- [Prompt]: How many of the lines below include "xlabel"? Give the number and no other words.

— start of Stored rows —

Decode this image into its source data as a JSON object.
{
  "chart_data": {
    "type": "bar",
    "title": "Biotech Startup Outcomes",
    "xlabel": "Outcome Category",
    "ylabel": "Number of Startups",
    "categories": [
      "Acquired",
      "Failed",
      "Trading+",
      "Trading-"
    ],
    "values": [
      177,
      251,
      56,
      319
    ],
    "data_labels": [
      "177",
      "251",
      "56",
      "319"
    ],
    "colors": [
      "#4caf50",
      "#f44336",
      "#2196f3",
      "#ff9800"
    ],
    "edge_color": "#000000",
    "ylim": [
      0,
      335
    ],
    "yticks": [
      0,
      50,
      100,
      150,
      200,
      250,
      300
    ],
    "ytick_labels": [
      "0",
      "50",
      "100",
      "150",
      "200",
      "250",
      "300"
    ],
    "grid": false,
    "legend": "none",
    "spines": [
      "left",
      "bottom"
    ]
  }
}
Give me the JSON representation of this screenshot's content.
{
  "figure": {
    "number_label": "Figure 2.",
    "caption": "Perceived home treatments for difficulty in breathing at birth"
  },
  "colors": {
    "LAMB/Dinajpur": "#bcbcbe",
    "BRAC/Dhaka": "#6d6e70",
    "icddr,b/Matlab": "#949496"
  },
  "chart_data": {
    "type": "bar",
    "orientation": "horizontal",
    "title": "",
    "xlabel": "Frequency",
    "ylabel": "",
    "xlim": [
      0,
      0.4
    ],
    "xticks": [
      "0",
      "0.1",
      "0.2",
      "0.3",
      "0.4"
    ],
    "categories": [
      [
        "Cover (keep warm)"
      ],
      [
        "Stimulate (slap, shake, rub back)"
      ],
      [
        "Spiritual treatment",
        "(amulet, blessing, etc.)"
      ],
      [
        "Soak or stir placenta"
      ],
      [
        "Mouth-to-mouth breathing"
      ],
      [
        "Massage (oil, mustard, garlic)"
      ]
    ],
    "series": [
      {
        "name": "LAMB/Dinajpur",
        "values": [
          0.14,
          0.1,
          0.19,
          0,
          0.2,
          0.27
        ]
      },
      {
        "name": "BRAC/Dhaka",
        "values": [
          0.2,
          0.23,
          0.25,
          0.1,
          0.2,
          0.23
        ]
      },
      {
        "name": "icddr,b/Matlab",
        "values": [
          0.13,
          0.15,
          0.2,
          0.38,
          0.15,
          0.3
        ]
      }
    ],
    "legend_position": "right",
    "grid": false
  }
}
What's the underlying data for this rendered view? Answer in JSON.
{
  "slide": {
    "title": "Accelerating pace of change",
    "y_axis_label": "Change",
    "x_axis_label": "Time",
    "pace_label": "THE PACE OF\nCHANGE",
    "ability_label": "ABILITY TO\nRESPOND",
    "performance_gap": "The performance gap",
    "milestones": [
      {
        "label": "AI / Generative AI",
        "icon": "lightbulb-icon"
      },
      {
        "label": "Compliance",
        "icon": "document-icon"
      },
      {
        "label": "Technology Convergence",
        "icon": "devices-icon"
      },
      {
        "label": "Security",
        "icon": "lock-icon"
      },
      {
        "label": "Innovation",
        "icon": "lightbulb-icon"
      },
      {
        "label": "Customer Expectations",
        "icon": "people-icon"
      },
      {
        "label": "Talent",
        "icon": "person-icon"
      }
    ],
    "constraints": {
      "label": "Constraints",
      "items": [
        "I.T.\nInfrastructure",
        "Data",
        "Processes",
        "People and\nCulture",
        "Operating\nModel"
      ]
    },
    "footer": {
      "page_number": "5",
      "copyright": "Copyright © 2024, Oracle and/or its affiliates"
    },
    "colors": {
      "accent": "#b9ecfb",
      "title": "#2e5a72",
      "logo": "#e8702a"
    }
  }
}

— end of Stored rows —

- [Solution to this task]: 2